The detection function safely handles cases where CUDA is unavailable or detection fails by returning None. This enhancement allows for more precise wheel identification based on the actual hardware capabilities rather than relying solely on CUDA version information.

Removes unused imports to clean up the codebase.
---
 setup.py | 22 ++++++++++++++++++----
 1 file changed, 18 insertions(+), 4 deletions(-)

diff --git a/setup.py b/setup.py
index cd325d8..8c847ac 100644
--- a/setup.py
+++ b/setup.py
@@ -7,12 +7,12 @@
 import re
 import ast
 import glob
-import shutil
 from pathlib import Path
 from packaging.version import parse, Version
 import platform
+from typing import Optional
 
-from setuptools import setup, find_packages
+from setuptools import setup
 import subprocess
 
 import urllib.request
@@ -22,7 +22,6 @@
 import torch
 from torch.utils.cpp_extension import (
     BuildExtension,
-    CppExtension,
     CUDAExtension,
     CUDA_HOME,
 )
@@ -83,6 +82,20 @@ def cuda_archs():
     return os.getenv("FLASH_DMATTN_CUDA_ARCHS", "80;86;89;90;100;120").split(";")
 
 
+def detect_preferred_sm_arch() -> Optional[str]:
+    """Detect the preferred SM arch from the current CUDA device.
+    Returns None if CUDA is unavailable or detection fails.
+    """
+    try:
+        if torch.cuda.is_available():
+            idx = torch.cuda.current_device()
+            major, minor = torch.cuda.get_device_capability(idx)
+            return f"{major}{minor}"

------------------------

#### [Tasks to complete]
**1)** In the setup.py patch, switch "wheel" to "package" and write out the text from "The detection function" to "CUDA version information.".
**2)** Resume the setup.py patch from the point at which it stops.
The data placed after this point has no connection to the setup.py patch.

------------------------

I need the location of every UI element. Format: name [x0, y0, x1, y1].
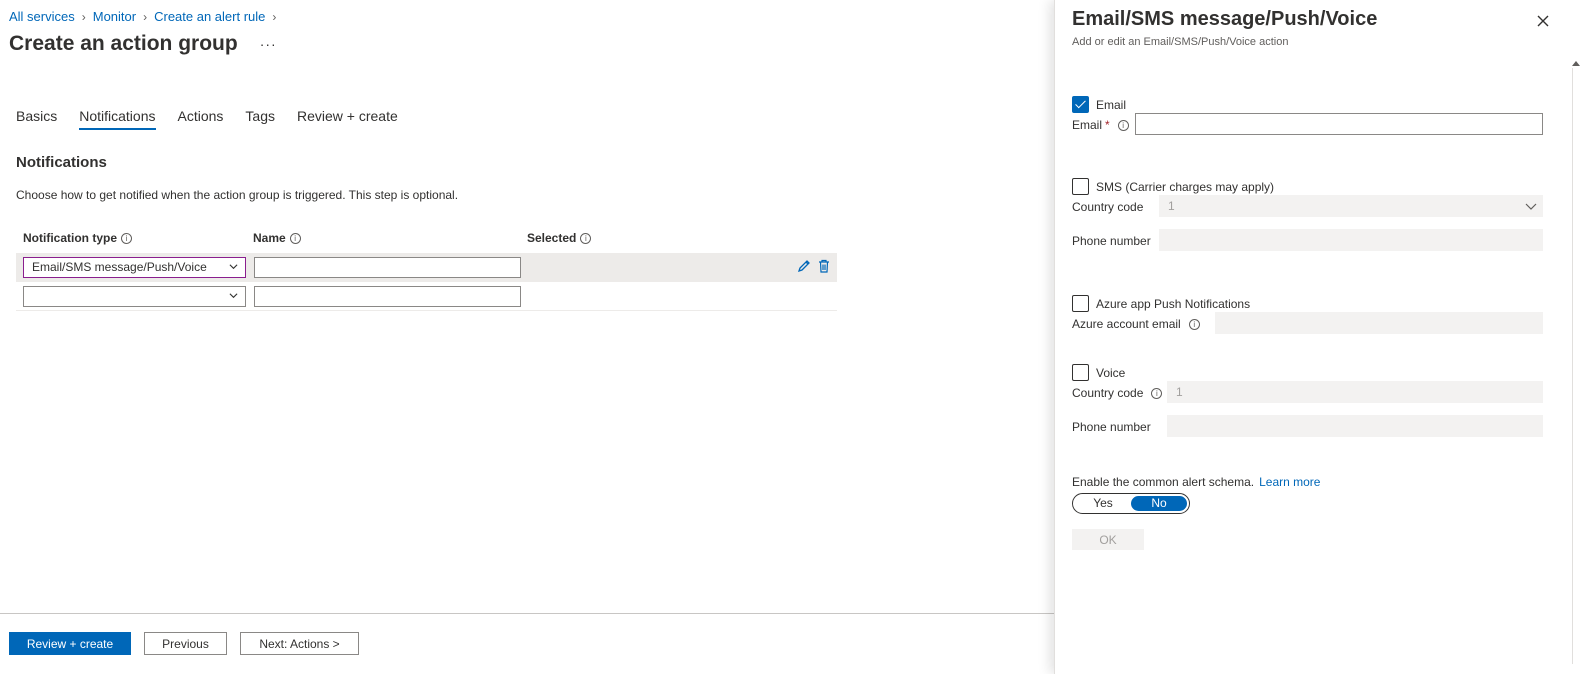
tab-tags[interactable]: Tags [245, 106, 275, 130]
column-notification-type: Notification type i [16, 231, 253, 245]
breadcrumb-create-alert-rule[interactable]: Create an alert rule [154, 9, 265, 24]
azure-account-email-input [1215, 312, 1543, 334]
dropdown-value: 1 [1168, 199, 1175, 213]
chevron-right-icon: › [272, 9, 277, 24]
chevron-right-icon: › [143, 9, 148, 24]
scroll-up-arrow-icon[interactable] [1572, 60, 1580, 66]
checkbox-label: SMS (Carrier charges may apply) [1096, 179, 1275, 194]
voice-phone-number-input [1167, 415, 1543, 437]
common-alert-schema-label: Enable the common alert schema. Learn mor… [1072, 475, 1320, 489]
page-title-text: Create an action group [9, 32, 238, 55]
scrollbar-thumb[interactable] [1572, 68, 1580, 664]
column-label: Selected [527, 231, 577, 245]
info-icon[interactable]: i [1188, 318, 1200, 330]
email-input[interactable] [1135, 113, 1543, 135]
info-icon[interactable]: i [1117, 119, 1129, 131]
column-label: Name [253, 231, 286, 245]
tab-review-create[interactable]: Review + create [297, 106, 398, 130]
field-label-text: Email [1072, 118, 1103, 132]
info-icon[interactable]: i [289, 232, 301, 244]
voice-checkbox[interactable]: Voice [1072, 364, 1125, 381]
tab-actions[interactable]: Actions [178, 106, 224, 130]
toggle-option-no[interactable]: No [1131, 496, 1187, 511]
chevron-down-icon [229, 263, 238, 269]
page-title: Create an action group ··· [9, 32, 277, 56]
table-header: Notification type i Name i Selected i [16, 228, 837, 248]
sms-checkbox[interactable]: SMS (Carrier charges may apply) [1072, 178, 1274, 195]
next-actions-button[interactable]: Next: Actions > [240, 632, 359, 655]
checkbox-checked[interactable] [1072, 96, 1089, 113]
field-label-text: Country code [1072, 386, 1144, 400]
pane-subtitle: Add or edit an Email/SMS/Push/Voice acti… [1072, 36, 1289, 48]
edit-icon[interactable] [796, 258, 812, 274]
ok-button: OK [1072, 529, 1144, 550]
row-actions [796, 258, 832, 274]
voice-phone-number-label: Phone number [1072, 420, 1151, 434]
toggle-option-yes[interactable]: Yes [1075, 496, 1131, 511]
info-icon[interactable]: i [580, 232, 592, 244]
sms-country-code-label: Country code [1072, 200, 1144, 214]
email-label: Email * i [1072, 118, 1129, 132]
info-icon[interactable]: i [1151, 387, 1163, 399]
previous-button[interactable]: Previous [144, 632, 227, 655]
chevron-right-icon: › [81, 9, 86, 24]
checkbox-unchecked[interactable] [1072, 295, 1089, 312]
tab-bar: Basics Notifications Actions Tags Review… [16, 106, 420, 130]
review-create-button[interactable]: Review + create [9, 632, 131, 655]
notification-type-dropdown[interactable]: Email/SMS message/Push/Voice [23, 256, 246, 278]
footer-bar: Review + create Previous Next: Actions > [0, 613, 1054, 674]
table-row [16, 282, 837, 311]
column-name: Name i [253, 231, 527, 245]
chevron-down-icon [1525, 203, 1537, 210]
email-checkbox[interactable]: Email [1072, 96, 1126, 113]
column-label: Notification type [23, 231, 118, 245]
info-icon[interactable]: i [121, 232, 133, 244]
delete-icon[interactable] [816, 258, 832, 274]
sms-phone-number-input [1159, 229, 1543, 251]
context-pane: Email/SMS message/Push/Voice Add or edit… [1054, 0, 1584, 674]
notification-name-input[interactable] [254, 256, 521, 278]
checkbox-label: Azure app Push Notifications [1096, 296, 1251, 311]
main-content: All services › Monitor › Create an alert… [0, 0, 1054, 674]
more-options-icon[interactable]: ··· [260, 36, 277, 52]
learn-more-link[interactable]: Learn more [1259, 475, 1320, 489]
breadcrumb-all-services[interactable]: All services [9, 9, 75, 24]
voice-country-code-input: 1 [1167, 381, 1543, 403]
tab-notifications[interactable]: Notifications [79, 106, 156, 130]
scrollbar[interactable] [1568, 58, 1584, 674]
breadcrumb: All services › Monitor › Create an alert… [9, 9, 283, 24]
close-icon[interactable] [1535, 13, 1551, 29]
required-marker: * [1105, 118, 1110, 132]
notification-type-dropdown[interactable] [23, 285, 246, 307]
azure-account-email-label: Azure account email i [1072, 317, 1200, 331]
dropdown-value: Email/SMS message/Push/Voice [32, 259, 207, 274]
chevron-down-icon [229, 292, 238, 298]
section-description: Choose how to get notified when the acti… [16, 188, 459, 202]
breadcrumb-monitor[interactable]: Monitor [93, 9, 136, 24]
sms-country-code-dropdown: 1 [1159, 195, 1543, 217]
checkbox-unchecked[interactable] [1072, 178, 1089, 195]
table-row[interactable]: Email/SMS message/Push/Voice [16, 253, 837, 282]
sms-phone-number-label: Phone number [1072, 234, 1151, 248]
voice-country-code-label: Country code i [1072, 386, 1163, 400]
pane-title: Email/SMS message/Push/Voice [1072, 8, 1378, 30]
column-selected: Selected i [527, 231, 592, 245]
checkbox-label: Email [1096, 97, 1127, 112]
section-title: Notifications [16, 154, 107, 171]
checkbox-label: Voice [1096, 365, 1126, 380]
common-alert-schema-toggle[interactable]: Yes No [1072, 493, 1190, 514]
checkbox-unchecked[interactable] [1072, 364, 1089, 381]
notification-name-input[interactable] [254, 285, 521, 307]
schema-label-text: Enable the common alert schema. [1072, 475, 1255, 489]
field-label-text: Azure account email [1072, 317, 1181, 331]
notifications-table: Notification type i Name i Selected i Em… [16, 228, 837, 311]
tab-basics[interactable]: Basics [16, 106, 57, 130]
field-value: 1 [1176, 385, 1183, 399]
push-checkbox[interactable]: Azure app Push Notifications [1072, 295, 1250, 312]
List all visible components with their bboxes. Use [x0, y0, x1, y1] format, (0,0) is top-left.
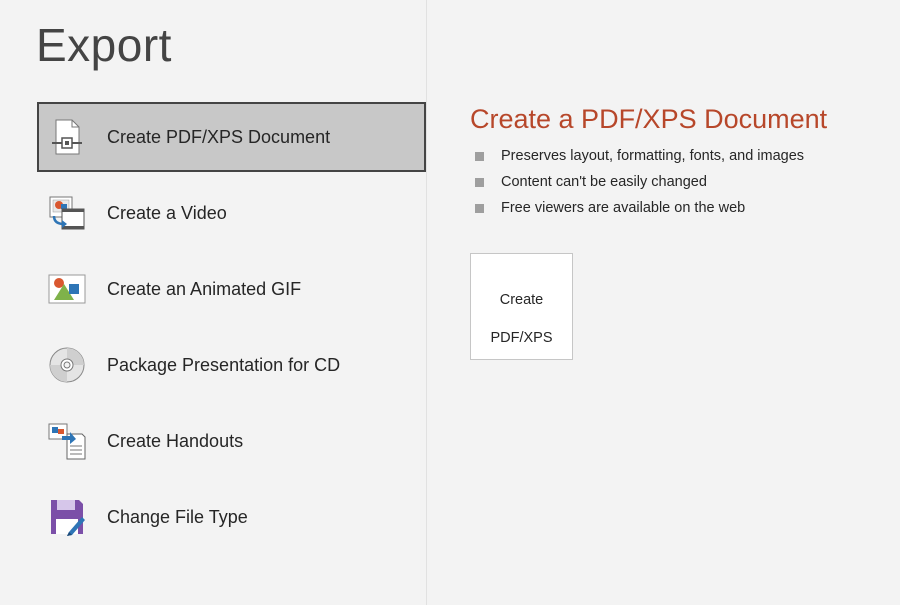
option-change-file-type[interactable]: Change File Type [37, 482, 426, 552]
export-detail-pane: Create a PDF/XPS Document Preserves layo… [470, 104, 890, 360]
video-icon [48, 194, 86, 232]
animated-gif-icon [48, 270, 86, 308]
option-package-presentation-cd[interactable]: Package Presentation for CD [37, 330, 426, 400]
option-label: Change File Type [107, 506, 248, 527]
feature-list: Preserves layout, formatting, fonts, and… [470, 143, 890, 221]
bullet-icon [475, 178, 484, 187]
button-label-line: PDF/XPS [490, 330, 553, 346]
bullet-icon [475, 204, 484, 213]
cd-icon [48, 346, 86, 384]
detail-title: Create a PDF/XPS Document [470, 104, 828, 134]
option-create-handouts[interactable]: Create Handouts [37, 406, 426, 476]
option-label: Package Presentation for CD [107, 354, 341, 375]
option-label: Create a Video [107, 202, 227, 223]
handouts-icon [48, 422, 86, 460]
option-label: Create an Animated GIF [107, 278, 302, 299]
option-create-pdf-xps[interactable]: Create PDF/XPS Document [37, 102, 426, 172]
export-option-list: Create PDF/XPS Document Create a Video C… [37, 102, 426, 558]
option-create-animated-gif[interactable]: Create an Animated GIF [37, 254, 426, 324]
feature-text: Preserves layout, formatting, fonts, and… [501, 148, 805, 164]
option-create-video[interactable]: Create a Video [37, 178, 426, 248]
export-options-pane: Export Create PDF/XPS Document Create a … [0, 0, 427, 605]
pdf-document-icon [48, 118, 86, 156]
list-item: Free viewers are available on the web [470, 195, 890, 221]
option-label: Create Handouts [107, 430, 244, 451]
list-item: Preserves layout, formatting, fonts, and… [470, 143, 890, 169]
create-pdf-xps-button[interactable]: Create PDF/XPS [470, 253, 573, 360]
option-label: Create PDF/XPS Document [107, 126, 331, 147]
save-disk-icon [48, 498, 86, 536]
feature-text: Content can't be easily changed [501, 174, 707, 190]
feature-text: Free viewers are available on the web [501, 200, 746, 216]
list-item: Content can't be easily changed [470, 169, 890, 195]
bullet-icon [475, 152, 484, 161]
page-title: Export [36, 19, 172, 71]
button-label-line: Create [499, 292, 544, 308]
create-pdf-xps-label: Create PDF/XPS [490, 272, 552, 367]
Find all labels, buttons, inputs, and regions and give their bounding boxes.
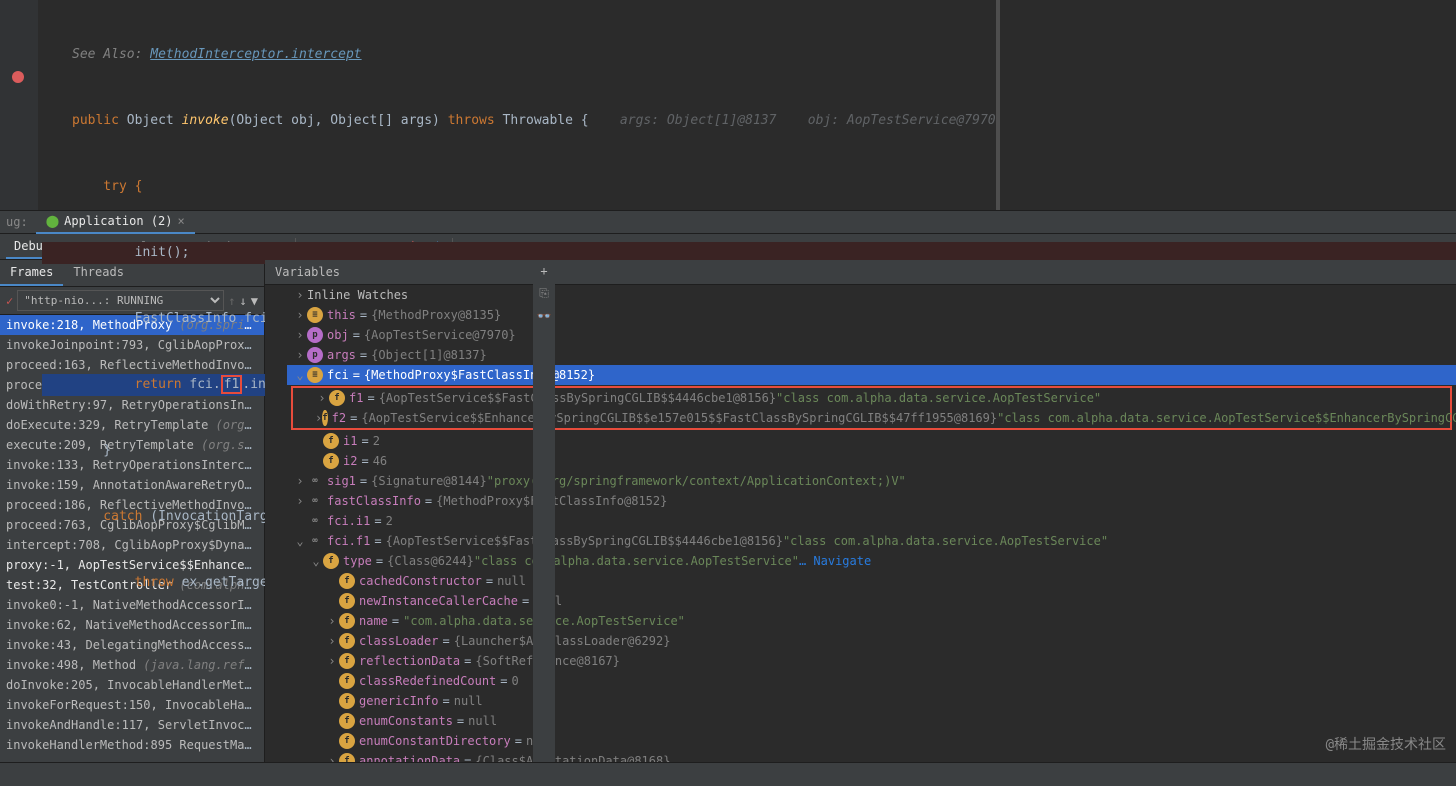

------------------------

#### [Answers given]
**1)**
The detection function safely handles cases where CUDA is unavailable or detection fails by returning None. This enhancement allows for more precise package identification based on the actual hardware capabilities rather than relying solely on CUDA version information.

**2)**
+    except Exception:
+        pass
+    return None
+
+
 def get_platform():
     """
     Returns the platform name as used in wheel filenames.
@@ -237,6 +250,7 @@ def get_package_version():
 
 
 def get_wheel_url():
+    sm_arch = detect_preferred_sm_arch()
     torch_version_raw = parse(torch.__version__)
     python_version = f"cp{sys.version_info.major}{sys.version_info.minor}"
     platform_name = get_platform()
@@ -255,7 +269,7 @@ def get_wheel_url():
     cuda_version = f"{torch_cuda_version.major}"
 
     # Determine wheel URL based on CUDA version, torch version, python version and OS
-    wheel_filename = f"{PACKAGE_NAME}-{flash_version}+cu{cuda_version}torch{torch_version}cxx11abi{cxx11_abi}-{python_version}-{python_version}-{platform_name}.whl"
+    wheel_filename = f"{PACKAGE_NAME}-{flash_version}+sm{sm_arch}cu{cuda_version}torch{torch_version}cxx11abi{cxx11_abi}-{python_version}-{python_version}-{platform_name}.whl"
 
     wheel_url = BASE_WHEEL_URL.format(tag_name=f"v{flash_version}", wheel_name=wheel_filename)